Data entries:
-.-.-

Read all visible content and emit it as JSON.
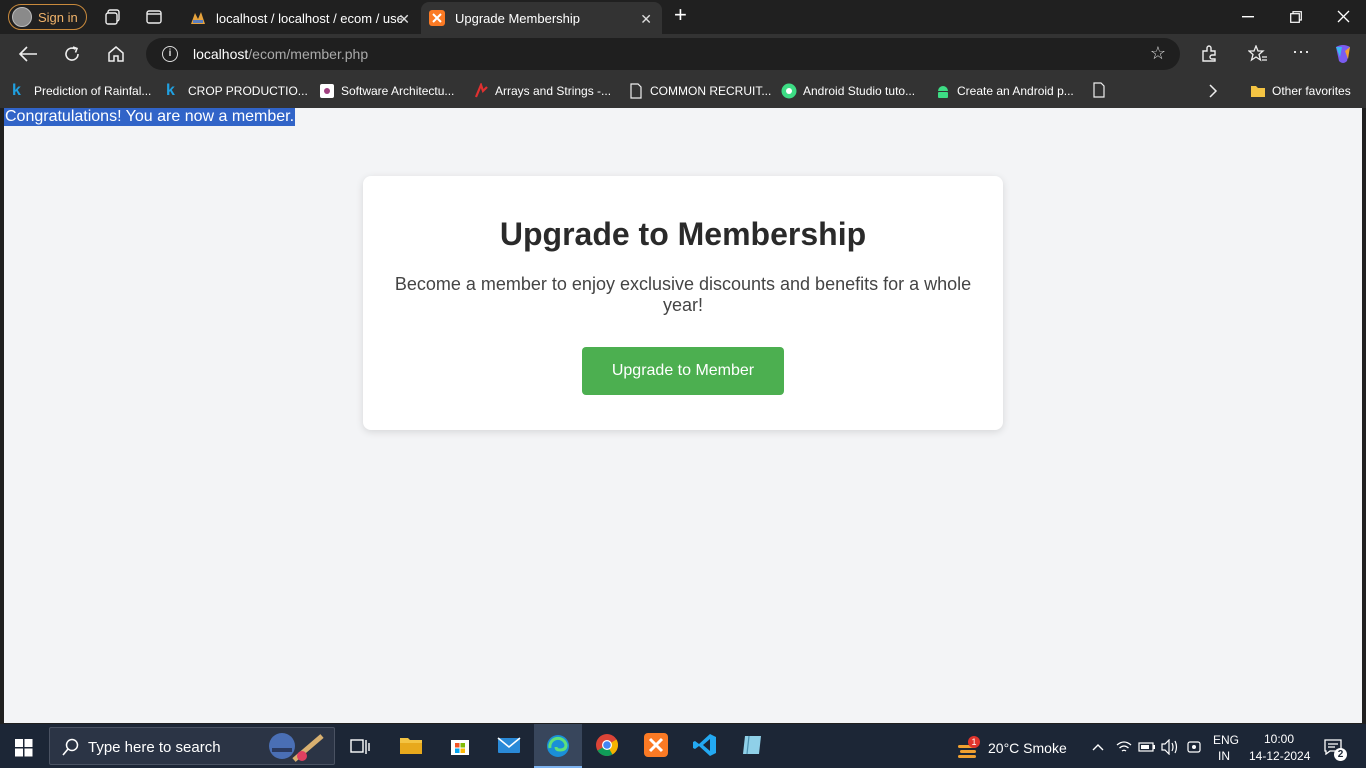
{
  "browser": {
    "signin_label": "Sign in",
    "tabs": [
      {
        "title": "localhost / localhost / ecom / use",
        "close": "✕"
      },
      {
        "title": "Upgrade Membership",
        "close": "✕"
      }
    ],
    "new_tab": "+",
    "url_host": "localhost",
    "url_path": "/ecom/member.php",
    "bookmarks": [
      "Prediction of Rainfal...",
      "CROP PRODUCTIO...",
      "Software Architectu...",
      "Arrays and Strings -...",
      "COMMON RECRUIT...",
      "Android Studio tuto...",
      "Create an Android p..."
    ],
    "other_favorites": "Other favorites"
  },
  "page": {
    "congrats": "Congratulations! You are now a member.",
    "heading": "Upgrade to Membership",
    "description": "Become a member to enjoy exclusive discounts and benefits for a whole year!",
    "button_label": "Upgrade to Member"
  },
  "taskbar": {
    "search_placeholder": "Type here to search",
    "weather": "20°C  Smoke",
    "weather_badge": "1",
    "lang_top": "ENG",
    "lang_bottom": "IN",
    "time": "10:00",
    "date": "14-12-2024",
    "notif_count": "2"
  },
  "colors": {
    "accent_button": "#4caf50",
    "selection": "#3164c8"
  }
}
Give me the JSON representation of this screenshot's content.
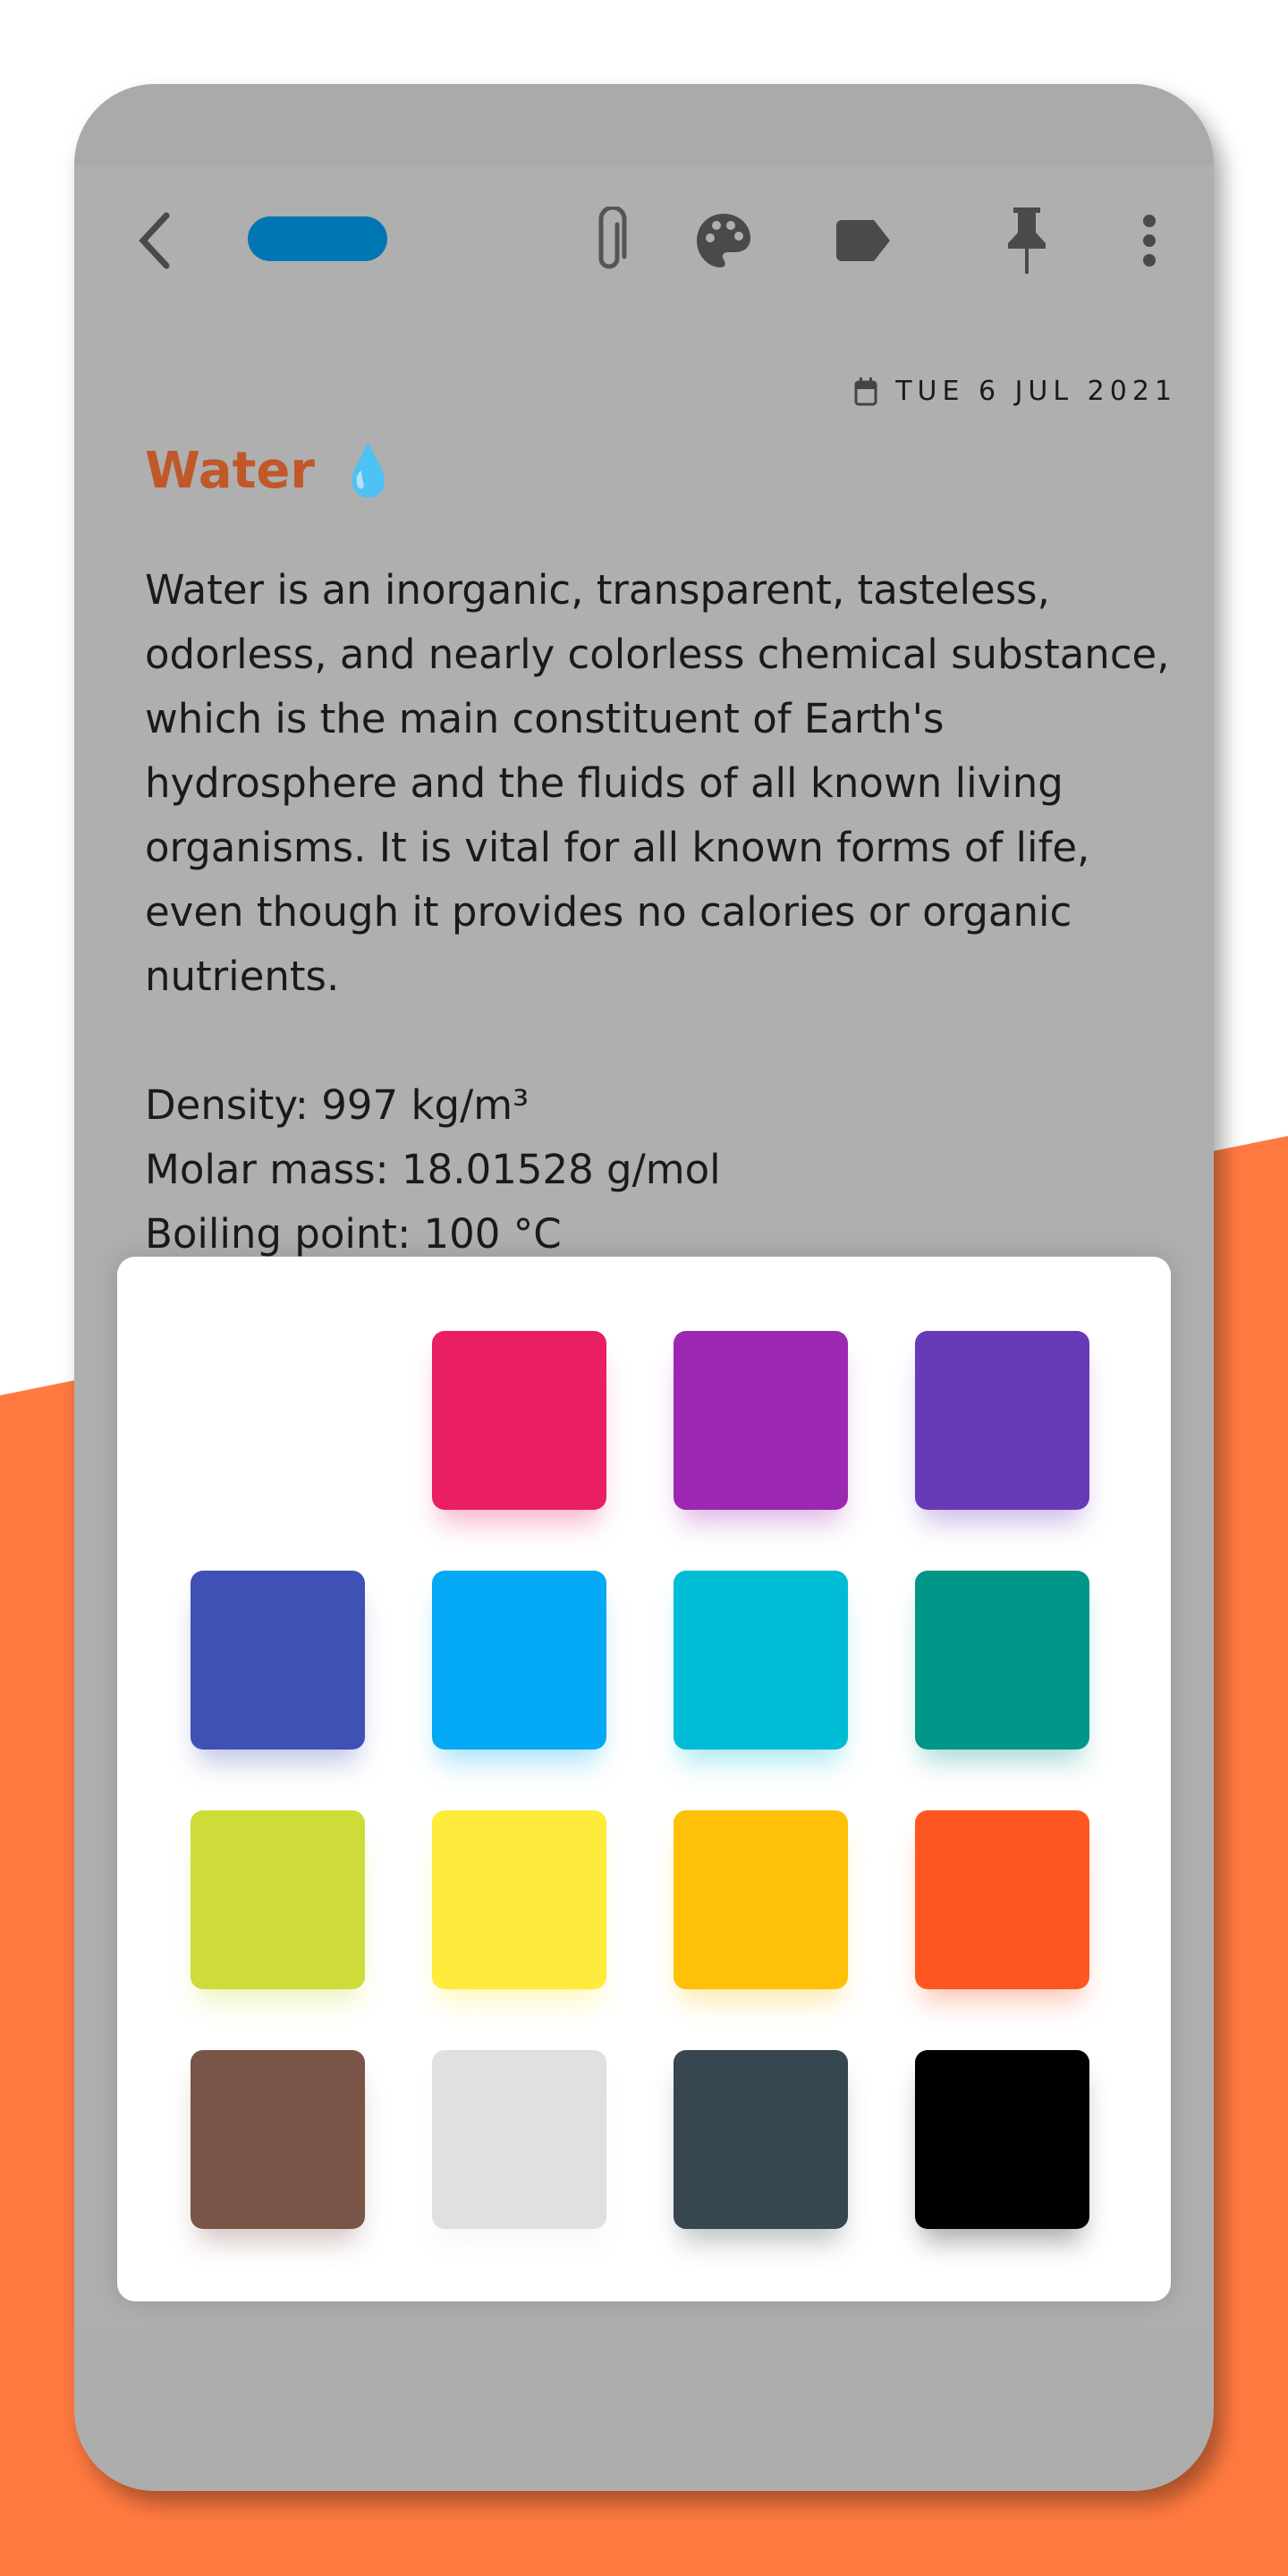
{
  "background": {
    "accent": "#ff7a40"
  },
  "toolbar": {
    "back_icon": "chevron-left",
    "pill_color": "#0077b3",
    "icons": [
      "paperclip",
      "palette",
      "label",
      "pin",
      "more-vertical"
    ]
  },
  "note": {
    "date": "TUE 6 JUL 2021",
    "title": "Water",
    "title_emoji": "💧",
    "title_color": "#c0582a",
    "body": "Water is an inorganic, transparent, tasteless, odorless, and nearly colorless chemical substance, which is the main constituent of Earth's hydrosphere and the fluids of all known living organisms. It is vital for all known forms of life, even though it provides no calories or organic nutrients.\n\nDensity: 997 kg/m³\nMolar mass: 18.01528 g/mol\nBoiling point: 100 °C"
  },
  "palette": {
    "colors": [
      "#ffffff",
      "#e91e63",
      "#9c27b0",
      "#673ab7",
      "#3f51b5",
      "#03a9f4",
      "#00bcd4",
      "#009688",
      "#cddc39",
      "#ffeb3b",
      "#ffc107",
      "#ff5722",
      "#795548",
      "#e0e0e0",
      "#37474f",
      "#000000"
    ]
  }
}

-.-.-

Extract all lines containing the word "localhost".

        "title": "localhost / localhost / ecom / use",
    "url_host": "localhost",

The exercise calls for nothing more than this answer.